■ **What is being asked**
Each line below is to be written out in full, exactly as shown.

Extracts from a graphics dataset
____________

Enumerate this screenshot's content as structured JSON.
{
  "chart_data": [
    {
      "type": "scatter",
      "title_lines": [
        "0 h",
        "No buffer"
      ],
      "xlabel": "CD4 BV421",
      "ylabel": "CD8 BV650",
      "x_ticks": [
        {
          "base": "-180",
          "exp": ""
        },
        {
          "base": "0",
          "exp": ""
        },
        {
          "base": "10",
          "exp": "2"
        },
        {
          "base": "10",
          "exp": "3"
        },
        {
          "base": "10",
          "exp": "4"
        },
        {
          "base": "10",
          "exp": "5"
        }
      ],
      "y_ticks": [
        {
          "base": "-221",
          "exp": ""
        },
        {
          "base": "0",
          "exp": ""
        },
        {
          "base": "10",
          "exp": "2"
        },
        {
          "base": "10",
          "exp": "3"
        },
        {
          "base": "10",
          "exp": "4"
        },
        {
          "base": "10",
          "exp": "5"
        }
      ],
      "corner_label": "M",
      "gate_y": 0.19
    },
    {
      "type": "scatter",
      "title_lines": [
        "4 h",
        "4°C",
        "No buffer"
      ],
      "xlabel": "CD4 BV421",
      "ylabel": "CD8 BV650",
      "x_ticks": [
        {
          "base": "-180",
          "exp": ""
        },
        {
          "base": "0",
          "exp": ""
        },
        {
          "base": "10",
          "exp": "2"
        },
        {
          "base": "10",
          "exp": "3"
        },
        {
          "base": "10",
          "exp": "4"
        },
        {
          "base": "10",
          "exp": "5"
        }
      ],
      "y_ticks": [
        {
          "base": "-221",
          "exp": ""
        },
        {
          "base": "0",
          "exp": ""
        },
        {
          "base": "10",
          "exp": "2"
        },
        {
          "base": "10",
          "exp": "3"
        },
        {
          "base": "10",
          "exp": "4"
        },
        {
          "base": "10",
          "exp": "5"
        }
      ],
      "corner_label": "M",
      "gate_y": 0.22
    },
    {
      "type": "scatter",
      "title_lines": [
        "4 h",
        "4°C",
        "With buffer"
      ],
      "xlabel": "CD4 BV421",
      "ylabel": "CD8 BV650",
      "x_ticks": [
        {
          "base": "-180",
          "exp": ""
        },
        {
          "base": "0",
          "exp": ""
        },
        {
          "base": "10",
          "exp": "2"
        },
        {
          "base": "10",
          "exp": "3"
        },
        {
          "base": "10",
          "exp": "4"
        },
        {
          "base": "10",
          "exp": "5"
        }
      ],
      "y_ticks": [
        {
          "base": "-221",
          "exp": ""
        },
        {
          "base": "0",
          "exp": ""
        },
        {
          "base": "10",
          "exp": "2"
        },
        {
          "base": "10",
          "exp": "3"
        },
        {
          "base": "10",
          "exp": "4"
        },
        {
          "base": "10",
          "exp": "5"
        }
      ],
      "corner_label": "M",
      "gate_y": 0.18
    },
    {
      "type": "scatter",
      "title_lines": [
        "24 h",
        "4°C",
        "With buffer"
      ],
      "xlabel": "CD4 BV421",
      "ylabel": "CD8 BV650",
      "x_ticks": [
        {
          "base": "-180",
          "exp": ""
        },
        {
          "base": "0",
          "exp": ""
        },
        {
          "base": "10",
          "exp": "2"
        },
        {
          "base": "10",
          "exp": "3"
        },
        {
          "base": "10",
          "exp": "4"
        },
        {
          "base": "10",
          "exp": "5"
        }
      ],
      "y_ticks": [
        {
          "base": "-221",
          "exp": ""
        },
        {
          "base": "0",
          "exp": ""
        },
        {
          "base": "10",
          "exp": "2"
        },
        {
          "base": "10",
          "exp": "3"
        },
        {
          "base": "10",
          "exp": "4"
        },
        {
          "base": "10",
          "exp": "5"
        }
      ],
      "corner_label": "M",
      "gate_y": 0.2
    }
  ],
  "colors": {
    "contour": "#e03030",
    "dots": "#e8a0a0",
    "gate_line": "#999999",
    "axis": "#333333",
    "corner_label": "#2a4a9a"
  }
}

____________

■ **Answer**
Enumerate this screenshot's content as structured JSON.
{
  "chart_data": [
    {
      "type": "scatter",
      "title_lines": [
        "0 h",
        "No buffer"
      ],
      "xlabel": "CD4 BV421",
      "ylabel": "CD8 BV650",
      "x_ticks": [
        {
          "base": "-180",
          "exp": ""
        },
        {
          "base": "0",
          "exp": ""
        },
        {
          "base": "10",
          "exp": "2"
        },
        {
          "base": "10",
          "exp": "3"
        },
        {
          "base": "10",
          "exp": "4"
        },
        {
          "base": "10",
          "exp": "5"
        }
      ],
      "y_ticks": [
        {
          "base": "-221",
          "exp": ""
        },
        {
          "base": "0",
          "exp": ""
        },
        {
          "base": "10",
          "exp": "2"
        },
        {
          "base": "10",
          "exp": "3"
        },
        {
          "base": "10",
          "exp": "4"
        },
        {
          "base": "10",
          "exp": "5"
        }
      ],
      "corner_label": "M",
      "gate_y": 0.19
    },
    {
      "type": "scatter",
      "title_lines": [
        "4 h",
        "4°C",
        "No buffer"
      ],
      "xlabel": "CD4 BV421",
      "ylabel": "CD8 BV650",
      "x_ticks": [
        {
          "base": "-180",
          "exp": ""
        },
        {
          "base": "0",
          "exp": ""
        },
        {
          "base": "10",
          "exp": "2"
        },
        {
          "base": "10",
          "exp": "3"
        },
        {
          "base": "10",
          "exp": "4"
        },
        {
          "base": "10",
          "exp": "5"
        }
      ],
      "y_ticks": [
        {
          "base": "-221",
          "exp": ""
        },
        {
          "base": "0",
          "exp": ""
        },
        {
          "base": "10",
          "exp": "2"
        },
        {
          "base": "10",
          "exp": "3"
        },
        {
          "base": "10",
          "exp": "4"
        },
        {
          "base": "10",
          "exp": "5"
        }
      ],
      "corner_label": "M",
      "gate_y": 0.22
    },
    {
      "type": "scatter",
      "title_lines": [
        "4 h",
        "4°C",
        "With buffer"
      ],
      "xlabel": "CD4 BV421",
      "ylabel": "CD8 BV650",
      "x_ticks": [
        {
          "base": "-180",
          "exp": ""
        },
        {
          "base": "0",
          "exp": ""
        },
        {
          "base": "10",
          "exp": "2"
        },
        {
          "base": "10",
          "exp": "3"
        },
        {
          "base": "10",
          "exp": "4"
        },
        {
          "base": "10",
          "exp": "5"
        }
      ],
      "y_ticks": [
        {
          "base": "-221",
          "exp": ""
        },
        {
          "base": "0",
          "exp": ""
        },
        {
          "base": "10",
          "exp": "2"
        },
        {
          "base": "10",
          "exp": "3"
        },
        {
          "base": "10",
          "exp": "4"
        },
        {
          "base": "10",
          "exp": "5"
        }
      ],
      "corner_label": "M",
      "gate_y": 0.18
    },
    {
      "type": "scatter",
      "title_lines": [
        "24 h",
        "4°C",
        "With buffer"
      ],
      "xlabel": "CD4 BV421",
      "ylabel": "CD8 BV650",
      "x_ticks": [
        {
          "base": "-180",
          "exp": ""
        },
        {
          "base": "0",
          "exp": ""
        },
        {
          "base": "10",
          "exp": "2"
        },
        {
          "base": "10",
          "exp": "3"
        },
        {
          "base": "10",
          "exp": "4"
        },
        {
          "base": "10",
          "exp": "5"
        }
      ],
      "y_ticks": [
        {
          "base": "-221",
          "exp": ""
        },
        {
          "base": "0",
          "exp": ""
        },
        {
          "base": "10",
          "exp": "2"
        },
        {
          "base": "10",
          "exp": "3"
        },
        {
          "base": "10",
          "exp": "4"
        },
        {
          "base": "10",
          "exp": "5"
        }
      ],
      "corner_label": "M",
      "gate_y": 0.2
    }
  ],
  "colors": {
    "contour": "#e03030",
    "dots": "#e8a0a0",
    "gate_line": "#999999",
    "axis": "#333333",
    "corner_label": "#2a4a9a"
  }
}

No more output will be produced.